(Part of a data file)
★ ★ ★
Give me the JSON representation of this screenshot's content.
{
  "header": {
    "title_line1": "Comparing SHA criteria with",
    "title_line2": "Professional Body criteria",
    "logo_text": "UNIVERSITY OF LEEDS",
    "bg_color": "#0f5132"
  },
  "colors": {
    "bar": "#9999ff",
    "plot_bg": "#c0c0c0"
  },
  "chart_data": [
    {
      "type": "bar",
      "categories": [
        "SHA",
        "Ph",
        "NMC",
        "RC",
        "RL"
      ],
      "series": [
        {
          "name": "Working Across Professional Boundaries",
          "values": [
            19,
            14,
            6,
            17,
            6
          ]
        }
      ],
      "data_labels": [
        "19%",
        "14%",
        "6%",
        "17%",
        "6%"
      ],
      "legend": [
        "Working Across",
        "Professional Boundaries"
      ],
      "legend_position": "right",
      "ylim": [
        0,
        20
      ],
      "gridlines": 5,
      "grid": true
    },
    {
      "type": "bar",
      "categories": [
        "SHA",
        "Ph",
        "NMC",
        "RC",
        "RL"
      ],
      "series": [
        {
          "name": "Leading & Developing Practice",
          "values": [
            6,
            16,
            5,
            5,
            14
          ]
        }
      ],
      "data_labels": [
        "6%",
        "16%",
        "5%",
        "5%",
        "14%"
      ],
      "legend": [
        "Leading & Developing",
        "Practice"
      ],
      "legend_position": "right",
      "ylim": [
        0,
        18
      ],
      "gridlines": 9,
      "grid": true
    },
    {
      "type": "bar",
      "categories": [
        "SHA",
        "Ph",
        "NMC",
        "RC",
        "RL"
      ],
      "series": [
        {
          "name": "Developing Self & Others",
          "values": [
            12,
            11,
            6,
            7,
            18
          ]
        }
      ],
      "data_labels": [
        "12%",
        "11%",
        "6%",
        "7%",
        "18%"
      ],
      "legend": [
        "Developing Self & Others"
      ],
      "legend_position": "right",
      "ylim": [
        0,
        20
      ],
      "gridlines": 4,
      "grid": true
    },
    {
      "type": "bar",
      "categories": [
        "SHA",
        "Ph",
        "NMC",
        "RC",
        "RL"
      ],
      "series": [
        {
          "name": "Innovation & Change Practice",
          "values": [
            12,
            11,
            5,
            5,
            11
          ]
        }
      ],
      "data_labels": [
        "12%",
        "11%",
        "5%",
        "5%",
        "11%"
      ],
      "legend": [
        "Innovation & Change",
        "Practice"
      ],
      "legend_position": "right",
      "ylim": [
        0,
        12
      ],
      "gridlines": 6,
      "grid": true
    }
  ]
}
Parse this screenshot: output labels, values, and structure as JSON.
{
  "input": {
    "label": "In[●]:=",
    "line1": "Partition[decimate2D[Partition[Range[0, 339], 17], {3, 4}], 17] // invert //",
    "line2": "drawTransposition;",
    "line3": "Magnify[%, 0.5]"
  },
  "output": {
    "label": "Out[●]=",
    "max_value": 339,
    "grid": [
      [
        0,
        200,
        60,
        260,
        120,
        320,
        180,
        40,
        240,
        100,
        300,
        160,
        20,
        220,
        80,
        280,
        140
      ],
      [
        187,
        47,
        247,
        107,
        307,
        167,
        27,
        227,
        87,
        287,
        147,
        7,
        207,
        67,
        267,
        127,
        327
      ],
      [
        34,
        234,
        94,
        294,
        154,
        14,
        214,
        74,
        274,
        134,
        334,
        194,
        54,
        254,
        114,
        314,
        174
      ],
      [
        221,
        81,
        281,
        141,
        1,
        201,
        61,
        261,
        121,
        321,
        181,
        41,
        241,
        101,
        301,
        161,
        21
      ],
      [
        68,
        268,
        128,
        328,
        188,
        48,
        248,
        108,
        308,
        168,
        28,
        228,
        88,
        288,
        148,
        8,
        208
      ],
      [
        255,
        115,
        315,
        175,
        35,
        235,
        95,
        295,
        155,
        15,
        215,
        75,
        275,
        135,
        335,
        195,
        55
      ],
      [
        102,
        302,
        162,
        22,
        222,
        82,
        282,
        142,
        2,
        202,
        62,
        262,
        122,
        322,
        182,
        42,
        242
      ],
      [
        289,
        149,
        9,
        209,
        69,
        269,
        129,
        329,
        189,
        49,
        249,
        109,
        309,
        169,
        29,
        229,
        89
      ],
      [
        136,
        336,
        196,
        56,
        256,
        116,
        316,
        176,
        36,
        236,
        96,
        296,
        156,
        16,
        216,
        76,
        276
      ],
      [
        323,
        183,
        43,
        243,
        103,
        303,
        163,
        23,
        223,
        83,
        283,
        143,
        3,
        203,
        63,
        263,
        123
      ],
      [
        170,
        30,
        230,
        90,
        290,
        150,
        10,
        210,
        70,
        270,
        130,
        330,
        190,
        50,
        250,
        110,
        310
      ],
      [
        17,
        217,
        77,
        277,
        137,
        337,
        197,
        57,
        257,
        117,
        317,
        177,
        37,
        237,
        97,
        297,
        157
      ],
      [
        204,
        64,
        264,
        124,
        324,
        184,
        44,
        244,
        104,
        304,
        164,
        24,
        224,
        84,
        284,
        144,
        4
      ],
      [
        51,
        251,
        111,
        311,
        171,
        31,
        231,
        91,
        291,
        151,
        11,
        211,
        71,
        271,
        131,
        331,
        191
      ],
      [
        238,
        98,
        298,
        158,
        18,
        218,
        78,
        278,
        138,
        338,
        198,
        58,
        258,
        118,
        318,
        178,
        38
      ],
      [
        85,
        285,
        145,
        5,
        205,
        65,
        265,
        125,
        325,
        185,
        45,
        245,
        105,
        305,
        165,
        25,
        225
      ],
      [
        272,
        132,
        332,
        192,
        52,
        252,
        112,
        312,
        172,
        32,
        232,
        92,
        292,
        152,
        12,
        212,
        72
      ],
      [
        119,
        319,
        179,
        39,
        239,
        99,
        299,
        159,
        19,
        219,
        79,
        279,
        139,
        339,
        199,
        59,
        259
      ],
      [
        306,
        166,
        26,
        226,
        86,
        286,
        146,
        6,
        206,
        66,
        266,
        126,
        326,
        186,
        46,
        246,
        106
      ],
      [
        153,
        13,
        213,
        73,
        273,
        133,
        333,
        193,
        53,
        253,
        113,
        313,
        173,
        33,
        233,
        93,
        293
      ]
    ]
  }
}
★ ★ ★
» **REQUIREMENT**:
Reproduce each line of the material above precisely.

» **FINISHED TASK**:
Give me the JSON representation of this screenshot's content.
{
  "header": {
    "title_line1": "Comparing SHA criteria with",
    "title_line2": "Professional Body criteria",
    "logo_text": "UNIVERSITY OF LEEDS",
    "bg_color": "#0f5132"
  },
  "colors": {
    "bar": "#9999ff",
    "plot_bg": "#c0c0c0"
  },
  "chart_data": [
    {
      "type": "bar",
      "categories": [
        "SHA",
        "Ph",
        "NMC",
        "RC",
        "RL"
      ],
      "series": [
        {
          "name": "Working Across Professional Boundaries",
          "values": [
            19,
            14,
            6,
            17,
            6
          ]
        }
      ],
      "data_labels": [
        "19%",
        "14%",
        "6%",
        "17%",
        "6%"
      ],
      "legend": [
        "Working Across",
        "Professional Boundaries"
      ],
      "legend_position": "right",
      "ylim": [
        0,
        20
      ],
      "gridlines": 5,
      "grid": true
    },
    {
      "type": "bar",
      "categories": [
        "SHA",
        "Ph",
        "NMC",
        "RC",
        "RL"
      ],
      "series": [
        {
          "name": "Leading & Developing Practice",
          "values": [
            6,
            16,
            5,
            5,
            14
          ]
        }
      ],
      "data_labels": [
        "6%",
        "16%",
        "5%",
        "5%",
        "14%"
      ],
      "legend": [
        "Leading & Developing",
        "Practice"
      ],
      "legend_position": "right",
      "ylim": [
        0,
        18
      ],
      "gridlines": 9,
      "grid": true
    },
    {
      "type": "bar",
      "categories": [
        "SHA",
        "Ph",
        "NMC",
        "RC",
        "RL"
      ],
      "series": [
        {
          "name": "Developing Self & Others",
          "values": [
            12,
            11,
            6,
            7,
            18
          ]
        }
      ],
      "data_labels": [
        "12%",
        "11%",
        "6%",
        "7%",
        "18%"
      ],
      "legend": [
        "Developing Self & Others"
      ],
      "legend_position": "right",
      "ylim": [
        0,
        20
      ],
      "gridlines": 4,
      "grid": true
    },
    {
      "type": "bar",
      "categories": [
        "SHA",
        "Ph",
        "NMC",
        "RC",
        "RL"
      ],
      "series": [
        {
          "name": "Innovation & Change Practice",
          "values": [
            12,
            11,
            5,
            5,
            11
          ]
        }
      ],
      "data_labels": [
        "12%",
        "11%",
        "5%",
        "5%",
        "11%"
      ],
      "legend": [
        "Innovation & Change",
        "Practice"
      ],
      "legend_position": "right",
      "ylim": [
        0,
        12
      ],
      "gridlines": 6,
      "grid": true
    }
  ]
}
Parse this screenshot: output labels, values, and structure as JSON.
{
  "input": {
    "label": "In[●]:=",
    "line1": "Partition[decimate2D[Partition[Range[0, 339], 17], {3, 4}], 17] // invert //",
    "line2": "drawTransposition;",
    "line3": "Magnify[%, 0.5]"
  },
  "output": {
    "label": "Out[●]=",
    "max_value": 339,
    "grid": [
      [
        0,
        200,
        60,
        260,
        120,
        320,
        180,
        40,
        240,
        100,
        300,
        160,
        20,
        220,
        80,
        280,
        140
      ],
      [
        187,
        47,
        247,
        107,
        307,
        167,
        27,
        227,
        87,
        287,
        147,
        7,
        207,
        67,
        267,
        127,
        327
      ],
      [
        34,
        234,
        94,
        294,
        154,
        14,
        214,
        74,
        274,
        134,
        334,
        194,
        54,
        254,
        114,
        314,
        174
      ],
      [
        221,
        81,
        281,
        141,
        1,
        201,
        61,
        261,
        121,
        321,
        181,
        41,
        241,
        101,
        301,
        161,
        21
      ],
      [
        68,
        268,
        128,
        328,
        188,
        48,
        248,
        108,
        308,
        168,
        28,
        228,
        88,
        288,
        148,
        8,
        208
      ],
      [
        255,
        115,
        315,
        175,
        35,
        235,
        95,
        295,
        155,
        15,
        215,
        75,
        275,
        135,
        335,
        195,
        55
      ],
      [
        102,
        302,
        162,
        22,
        222,
        82,
        282,
        142,
        2,
        202,
        62,
        262,
        122,
        322,
        182,
        42,
        242
      ],
      [
        289,
        149,
        9,
        209,
        69,
        269,
        129,
        329,
        189,
        49,
        249,
        109,
        309,
        169,
        29,
        229,
        89
      ],
      [
        136,
        336,
        196,
        56,
        256,
        116,
        316,
        176,
        36,
        236,
        96,
        296,
        156,
        16,
        216,
        76,
        276
      ],
      [
        323,
        183,
        43,
        243,
        103,
        303,
        163,
        23,
        223,
        83,
        283,
        143,
        3,
        203,
        63,
        263,
        123
      ],
      [
        170,
        30,
        230,
        90,
        290,
        150,
        10,
        210,
        70,
        270,
        130,
        330,
        190,
        50,
        250,
        110,
        310
      ],
      [
        17,
        217,
        77,
        277,
        137,
        337,
        197,
        57,
        257,
        117,
        317,
        177,
        37,
        237,
        97,
        297,
        157
      ],
      [
        204,
        64,
        264,
        124,
        324,
        184,
        44,
        244,
        104,
        304,
        164,
        24,
        224,
        84,
        284,
        144,
        4
      ],
      [
        51,
        251,
        111,
        311,
        171,
        31,
        231,
        91,
        291,
        151,
        11,
        211,
        71,
        271,
        131,
        331,
        191
      ],
      [
        238,
        98,
        298,
        158,
        18,
        218,
        78,
        278,
        138,
        338,
        198,
        58,
        258,
        118,
        318,
        178,
        38
      ],
      [
        85,
        285,
        145,
        5,
        205,
        65,
        265,
        125,
        325,
        185,
        45,
        245,
        105,
        305,
        165,
        25,
        225
      ],
      [
        272,
        132,
        332,
        192,
        52,
        252,
        112,
        312,
        172,
        32,
        232,
        92,
        292,
        152,
        12,
        212,
        72
      ],
      [
        119,
        319,
        179,
        39,
        239,
        99,
        299,
        159,
        19,
        219,
        79,
        279,
        139,
        339,
        199,
        59,
        259
      ],
      [
        306,
        166,
        26,
        226,
        86,
        286,
        146,
        6,
        206,
        66,
        266,
        126,
        326,
        186,
        46,
        246,
        106
      ],
      [
        153,
        13,
        213,
        73,
        273,
        133,
        333,
        193,
        53,
        253,
        113,
        313,
        173,
        33,
        233,
        93,
        293
      ]
    ]
  }
}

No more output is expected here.